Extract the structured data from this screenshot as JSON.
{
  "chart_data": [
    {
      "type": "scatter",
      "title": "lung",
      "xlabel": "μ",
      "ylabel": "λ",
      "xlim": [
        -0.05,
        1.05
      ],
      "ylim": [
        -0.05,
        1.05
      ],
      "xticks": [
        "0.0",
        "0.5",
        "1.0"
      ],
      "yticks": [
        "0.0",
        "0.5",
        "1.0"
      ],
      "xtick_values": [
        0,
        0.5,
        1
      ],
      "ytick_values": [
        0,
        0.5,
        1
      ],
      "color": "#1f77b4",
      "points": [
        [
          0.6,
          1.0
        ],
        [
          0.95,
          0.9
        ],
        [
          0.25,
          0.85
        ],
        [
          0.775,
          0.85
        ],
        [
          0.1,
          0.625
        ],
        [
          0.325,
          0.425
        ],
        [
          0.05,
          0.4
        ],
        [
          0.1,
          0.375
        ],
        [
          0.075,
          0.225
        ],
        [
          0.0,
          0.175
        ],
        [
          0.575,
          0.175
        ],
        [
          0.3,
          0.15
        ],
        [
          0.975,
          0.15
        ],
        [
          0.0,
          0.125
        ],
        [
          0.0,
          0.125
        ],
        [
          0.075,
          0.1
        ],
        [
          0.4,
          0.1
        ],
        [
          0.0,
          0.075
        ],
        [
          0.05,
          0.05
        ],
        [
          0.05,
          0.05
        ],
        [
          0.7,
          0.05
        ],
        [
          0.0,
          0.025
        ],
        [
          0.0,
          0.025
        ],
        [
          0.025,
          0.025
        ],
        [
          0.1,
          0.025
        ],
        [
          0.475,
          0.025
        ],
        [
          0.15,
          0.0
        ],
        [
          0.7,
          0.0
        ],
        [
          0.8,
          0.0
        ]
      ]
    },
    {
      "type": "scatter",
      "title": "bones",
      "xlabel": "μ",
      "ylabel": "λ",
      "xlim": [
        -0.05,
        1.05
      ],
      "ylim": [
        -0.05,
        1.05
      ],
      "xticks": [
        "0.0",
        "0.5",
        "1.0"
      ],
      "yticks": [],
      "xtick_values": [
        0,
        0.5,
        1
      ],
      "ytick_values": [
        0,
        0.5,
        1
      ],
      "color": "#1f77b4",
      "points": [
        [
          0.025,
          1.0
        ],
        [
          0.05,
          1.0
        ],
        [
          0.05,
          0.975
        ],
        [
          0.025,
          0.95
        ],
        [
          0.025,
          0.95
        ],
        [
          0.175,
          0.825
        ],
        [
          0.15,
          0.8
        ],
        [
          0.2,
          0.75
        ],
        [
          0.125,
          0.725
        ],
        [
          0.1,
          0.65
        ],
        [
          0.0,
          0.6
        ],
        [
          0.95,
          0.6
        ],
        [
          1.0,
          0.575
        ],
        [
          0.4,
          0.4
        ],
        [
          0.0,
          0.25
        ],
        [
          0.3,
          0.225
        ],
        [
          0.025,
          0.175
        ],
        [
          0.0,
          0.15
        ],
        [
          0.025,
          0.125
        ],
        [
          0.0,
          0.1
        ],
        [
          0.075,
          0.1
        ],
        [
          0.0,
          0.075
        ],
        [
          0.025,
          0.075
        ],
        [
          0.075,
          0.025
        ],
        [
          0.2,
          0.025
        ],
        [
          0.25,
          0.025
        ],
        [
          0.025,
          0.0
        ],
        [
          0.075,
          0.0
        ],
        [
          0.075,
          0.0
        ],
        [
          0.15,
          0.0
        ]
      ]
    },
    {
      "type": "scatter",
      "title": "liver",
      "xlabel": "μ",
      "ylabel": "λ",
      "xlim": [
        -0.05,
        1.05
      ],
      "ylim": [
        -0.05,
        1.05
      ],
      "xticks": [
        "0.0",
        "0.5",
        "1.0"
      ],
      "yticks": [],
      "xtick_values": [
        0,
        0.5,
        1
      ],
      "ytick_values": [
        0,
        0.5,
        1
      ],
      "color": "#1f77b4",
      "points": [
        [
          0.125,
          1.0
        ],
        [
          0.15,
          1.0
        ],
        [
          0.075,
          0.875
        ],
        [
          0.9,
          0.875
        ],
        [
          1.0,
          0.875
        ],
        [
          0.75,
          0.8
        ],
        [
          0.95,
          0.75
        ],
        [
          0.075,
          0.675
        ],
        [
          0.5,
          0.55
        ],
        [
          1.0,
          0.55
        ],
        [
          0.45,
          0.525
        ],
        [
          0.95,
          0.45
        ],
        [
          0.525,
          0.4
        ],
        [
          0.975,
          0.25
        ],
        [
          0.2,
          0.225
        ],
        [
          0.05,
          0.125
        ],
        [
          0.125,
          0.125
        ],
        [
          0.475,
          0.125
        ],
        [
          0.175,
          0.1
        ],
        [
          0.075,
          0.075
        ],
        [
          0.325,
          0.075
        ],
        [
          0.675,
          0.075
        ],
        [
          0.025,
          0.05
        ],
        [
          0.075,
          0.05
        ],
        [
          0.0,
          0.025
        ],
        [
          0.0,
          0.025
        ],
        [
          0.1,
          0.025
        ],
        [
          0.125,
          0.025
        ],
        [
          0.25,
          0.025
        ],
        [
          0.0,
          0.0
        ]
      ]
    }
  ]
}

-*-*-

Transcribe every entry word for word.

Extract the structured data from this screenshot as JSON.
{
  "chart_data": [
    {
      "type": "scatter",
      "title": "lung",
      "xlabel": "μ",
      "ylabel": "λ",
      "xlim": [
        -0.05,
        1.05
      ],
      "ylim": [
        -0.05,
        1.05
      ],
      "xticks": [
        "0.0",
        "0.5",
        "1.0"
      ],
      "yticks": [
        "0.0",
        "0.5",
        "1.0"
      ],
      "xtick_values": [
        0,
        0.5,
        1
      ],
      "ytick_values": [
        0,
        0.5,
        1
      ],
      "color": "#1f77b4",
      "points": [
        [
          0.6,
          1.0
        ],
        [
          0.95,
          0.9
        ],
        [
          0.25,
          0.85
        ],
        [
          0.775,
          0.85
        ],
        [
          0.1,
          0.625
        ],
        [
          0.325,
          0.425
        ],
        [
          0.05,
          0.4
        ],
        [
          0.1,
          0.375
        ],
        [
          0.075,
          0.225
        ],
        [
          0.0,
          0.175
        ],
        [
          0.575,
          0.175
        ],
        [
          0.3,
          0.15
        ],
        [
          0.975,
          0.15
        ],
        [
          0.0,
          0.125
        ],
        [
          0.0,
          0.125
        ],
        [
          0.075,
          0.1
        ],
        [
          0.4,
          0.1
        ],
        [
          0.0,
          0.075
        ],
        [
          0.05,
          0.05
        ],
        [
          0.05,
          0.05
        ],
        [
          0.7,
          0.05
        ],
        [
          0.0,
          0.025
        ],
        [
          0.0,
          0.025
        ],
        [
          0.025,
          0.025
        ],
        [
          0.1,
          0.025
        ],
        [
          0.475,
          0.025
        ],
        [
          0.15,
          0.0
        ],
        [
          0.7,
          0.0
        ],
        [
          0.8,
          0.0
        ]
      ]
    },
    {
      "type": "scatter",
      "title": "bones",
      "xlabel": "μ",
      "ylabel": "λ",
      "xlim": [
        -0.05,
        1.05
      ],
      "ylim": [
        -0.05,
        1.05
      ],
      "xticks": [
        "0.0",
        "0.5",
        "1.0"
      ],
      "yticks": [],
      "xtick_values": [
        0,
        0.5,
        1
      ],
      "ytick_values": [
        0,
        0.5,
        1
      ],
      "color": "#1f77b4",
      "points": [
        [
          0.025,
          1.0
        ],
        [
          0.05,
          1.0
        ],
        [
          0.05,
          0.975
        ],
        [
          0.025,
          0.95
        ],
        [
          0.025,
          0.95
        ],
        [
          0.175,
          0.825
        ],
        [
          0.15,
          0.8
        ],
        [
          0.2,
          0.75
        ],
        [
          0.125,
          0.725
        ],
        [
          0.1,
          0.65
        ],
        [
          0.0,
          0.6
        ],
        [
          0.95,
          0.6
        ],
        [
          1.0,
          0.575
        ],
        [
          0.4,
          0.4
        ],
        [
          0.0,
          0.25
        ],
        [
          0.3,
          0.225
        ],
        [
          0.025,
          0.175
        ],
        [
          0.0,
          0.15
        ],
        [
          0.025,
          0.125
        ],
        [
          0.0,
          0.1
        ],
        [
          0.075,
          0.1
        ],
        [
          0.0,
          0.075
        ],
        [
          0.025,
          0.075
        ],
        [
          0.075,
          0.025
        ],
        [
          0.2,
          0.025
        ],
        [
          0.25,
          0.025
        ],
        [
          0.025,
          0.0
        ],
        [
          0.075,
          0.0
        ],
        [
          0.075,
          0.0
        ],
        [
          0.15,
          0.0
        ]
      ]
    },
    {
      "type": "scatter",
      "title": "liver",
      "xlabel": "μ",
      "ylabel": "λ",
      "xlim": [
        -0.05,
        1.05
      ],
      "ylim": [
        -0.05,
        1.05
      ],
      "xticks": [
        "0.0",
        "0.5",
        "1.0"
      ],
      "yticks": [],
      "xtick_values": [
        0,
        0.5,
        1
      ],
      "ytick_values": [
        0,
        0.5,
        1
      ],
      "color": "#1f77b4",
      "points": [
        [
          0.125,
          1.0
        ],
        [
          0.15,
          1.0
        ],
        [
          0.075,
          0.875
        ],
        [
          0.9,
          0.875
        ],
        [
          1.0,
          0.875
        ],
        [
          0.75,
          0.8
        ],
        [
          0.95,
          0.75
        ],
        [
          0.075,
          0.675
        ],
        [
          0.5,
          0.55
        ],
        [
          1.0,
          0.55
        ],
        [
          0.45,
          0.525
        ],
        [
          0.95,
          0.45
        ],
        [
          0.525,
          0.4
        ],
        [
          0.975,
          0.25
        ],
        [
          0.2,
          0.225
        ],
        [
          0.05,
          0.125
        ],
        [
          0.125,
          0.125
        ],
        [
          0.475,
          0.125
        ],
        [
          0.175,
          0.1
        ],
        [
          0.075,
          0.075
        ],
        [
          0.325,
          0.075
        ],
        [
          0.675,
          0.075
        ],
        [
          0.025,
          0.05
        ],
        [
          0.075,
          0.05
        ],
        [
          0.0,
          0.025
        ],
        [
          0.0,
          0.025
        ],
        [
          0.1,
          0.025
        ],
        [
          0.125,
          0.025
        ],
        [
          0.25,
          0.025
        ],
        [
          0.0,
          0.0
        ]
      ]
    }
  ]
}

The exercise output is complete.